# Objective:
Go through the entries and transcribe each one exactly, dropping the pictures.

[Data listing]
-- BEGIN --

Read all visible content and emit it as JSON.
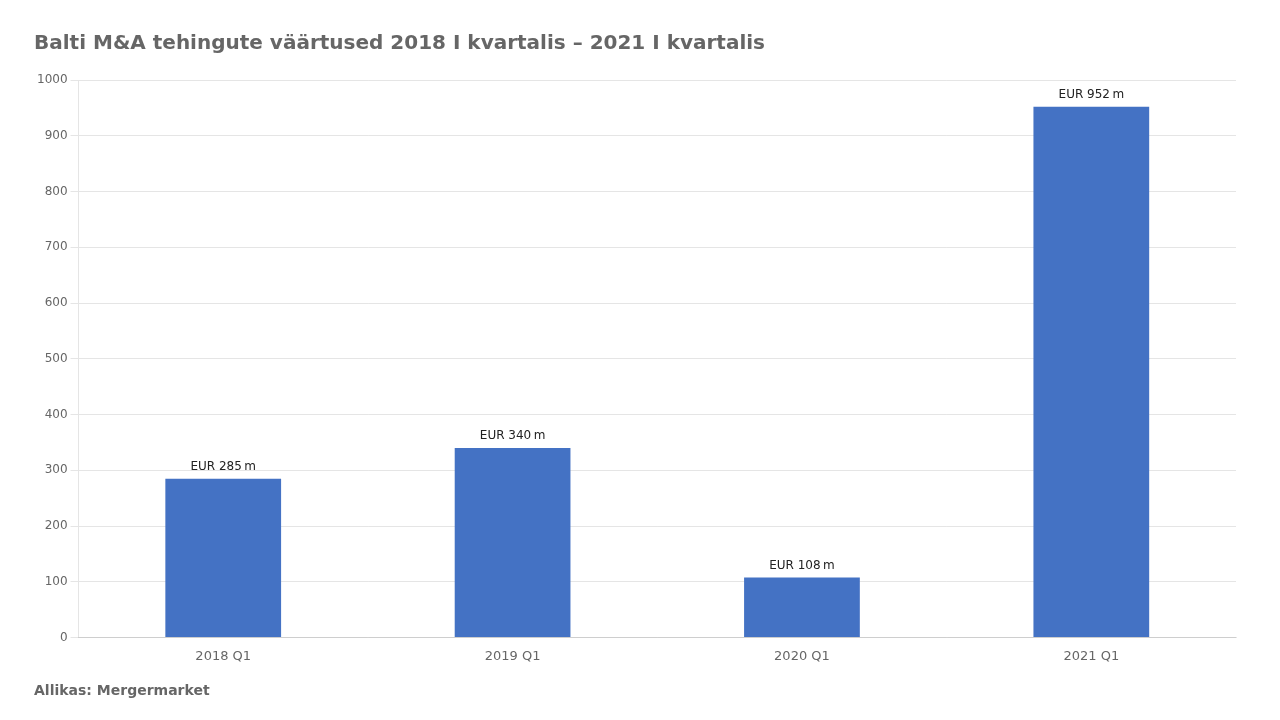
{
  "chart_data": {
    "type": "bar",
    "title": "Balti M&A tehingute väärtused 2018 I kvartalis – 2021 I kvartalis",
    "categories": [
      "2018 Q1",
      "2019 Q1",
      "2020 Q1",
      "2021 Q1"
    ],
    "values": [
      285,
      340,
      108,
      952
    ],
    "value_labels": [
      "EUR 285 m",
      "EUR 340 m",
      "EUR 108 m",
      "EUR 952 m"
    ],
    "data_labels": true,
    "color": "#4472C4",
    "ylim": [
      0,
      1000
    ],
    "yticks": [
      0,
      100,
      200,
      300,
      400,
      500,
      600,
      700,
      800,
      900,
      1000
    ],
    "grid": true,
    "annotations": [
      "Allikas: Mergermarket"
    ]
  }
}
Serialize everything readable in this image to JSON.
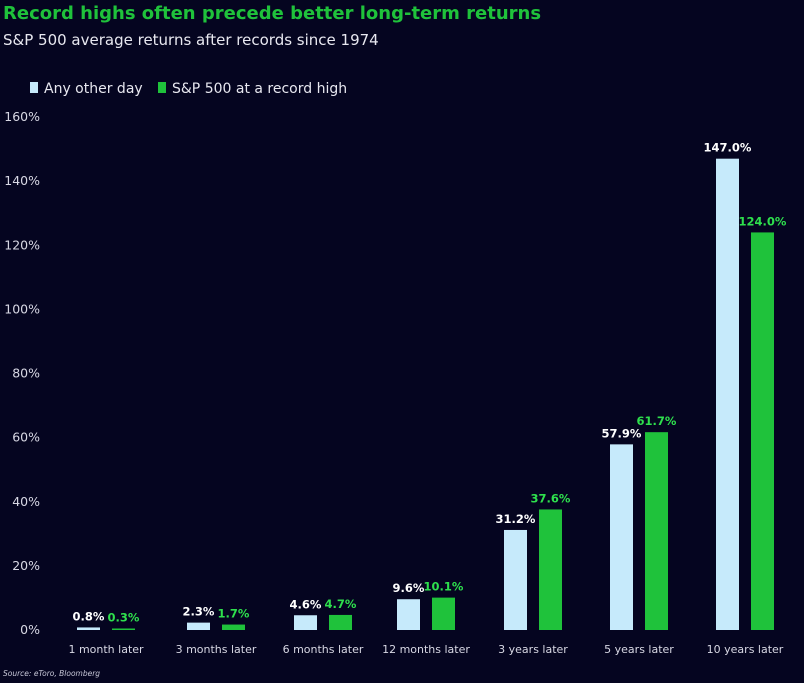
{
  "chart_data": {
    "type": "bar",
    "title": "Record highs often precede better long-term returns",
    "subtitle": "S&P 500 average returns after records since 1974",
    "categories": [
      "1 month later",
      "3 months later",
      "6 months later",
      "12 months later",
      "3 years later",
      "5 years later",
      "10 years later"
    ],
    "series": [
      {
        "name": "Any other day",
        "values": [
          0.8,
          2.3,
          4.6,
          9.6,
          31.2,
          57.9,
          147.0
        ],
        "labels": [
          "0.8%",
          "2.3%",
          "4.6%",
          "9.6%",
          "31.2%",
          "57.9%",
          "147.0%"
        ],
        "color": "#c6eafb",
        "label_color": "#ffffff"
      },
      {
        "name": "S&P 500 at a record high",
        "values": [
          0.3,
          1.7,
          4.7,
          10.1,
          37.6,
          61.7,
          124.0
        ],
        "labels": [
          "0.3%",
          "1.7%",
          "4.7%",
          "10.1%",
          "37.6%",
          "61.7%",
          "124.0%"
        ],
        "color": "#1fc23b",
        "label_color": "#2ee04d"
      }
    ],
    "ylim": [
      0,
      160
    ],
    "yticks": [
      0,
      20,
      40,
      60,
      80,
      100,
      120,
      140,
      160
    ],
    "ytick_labels": [
      "0%",
      "20%",
      "40%",
      "60%",
      "80%",
      "100%",
      "120%",
      "140%",
      "160%"
    ],
    "grid": false,
    "legend_position": "top-left",
    "source": "Source: eToro, Bloomberg",
    "title_color": "#1fc23b"
  }
}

-- END --

# Solution below:
Read all visible content and emit it as JSON.
{
  "chart_data": {
    "type": "bar",
    "title": "Balti M&A tehingute väärtused 2018 I kvartalis – 2021 I kvartalis",
    "categories": [
      "2018 Q1",
      "2019 Q1",
      "2020 Q1",
      "2021 Q1"
    ],
    "values": [
      285,
      340,
      108,
      952
    ],
    "value_labels": [
      "EUR 285 m",
      "EUR 340 m",
      "EUR 108 m",
      "EUR 952 m"
    ],
    "data_labels": true,
    "color": "#4472C4",
    "ylim": [
      0,
      1000
    ],
    "yticks": [
      0,
      100,
      200,
      300,
      400,
      500,
      600,
      700,
      800,
      900,
      1000
    ],
    "grid": true,
    "annotations": [
      "Allikas: Mergermarket"
    ]
  }
}
Serialize everything readable in this image to JSON.
{
  "chart_data": {
    "type": "bar",
    "title": "Record highs often precede better long-term returns",
    "subtitle": "S&P 500 average returns after records since 1974",
    "categories": [
      "1 month later",
      "3 months later",
      "6 months later",
      "12 months later",
      "3 years later",
      "5 years later",
      "10 years later"
    ],
    "series": [
      {
        "name": "Any other day",
        "values": [
          0.8,
          2.3,
          4.6,
          9.6,
          31.2,
          57.9,
          147.0
        ],
        "labels": [
          "0.8%",
          "2.3%",
          "4.6%",
          "9.6%",
          "31.2%",
          "57.9%",
          "147.0%"
        ],
        "color": "#c6eafb",
        "label_color": "#ffffff"
      },
      {
        "name": "S&P 500 at a record high",
        "values": [
          0.3,
          1.7,
          4.7,
          10.1,
          37.6,
          61.7,
          124.0
        ],
        "labels": [
          "0.3%",
          "1.7%",
          "4.7%",
          "10.1%",
          "37.6%",
          "61.7%",
          "124.0%"
        ],
        "color": "#1fc23b",
        "label_color": "#2ee04d"
      }
    ],
    "ylim": [
      0,
      160
    ],
    "yticks": [
      0,
      20,
      40,
      60,
      80,
      100,
      120,
      140,
      160
    ],
    "ytick_labels": [
      "0%",
      "20%",
      "40%",
      "60%",
      "80%",
      "100%",
      "120%",
      "140%",
      "160%"
    ],
    "grid": false,
    "legend_position": "top-left",
    "source": "Source: eToro, Bloomberg",
    "title_color": "#1fc23b"
  }
}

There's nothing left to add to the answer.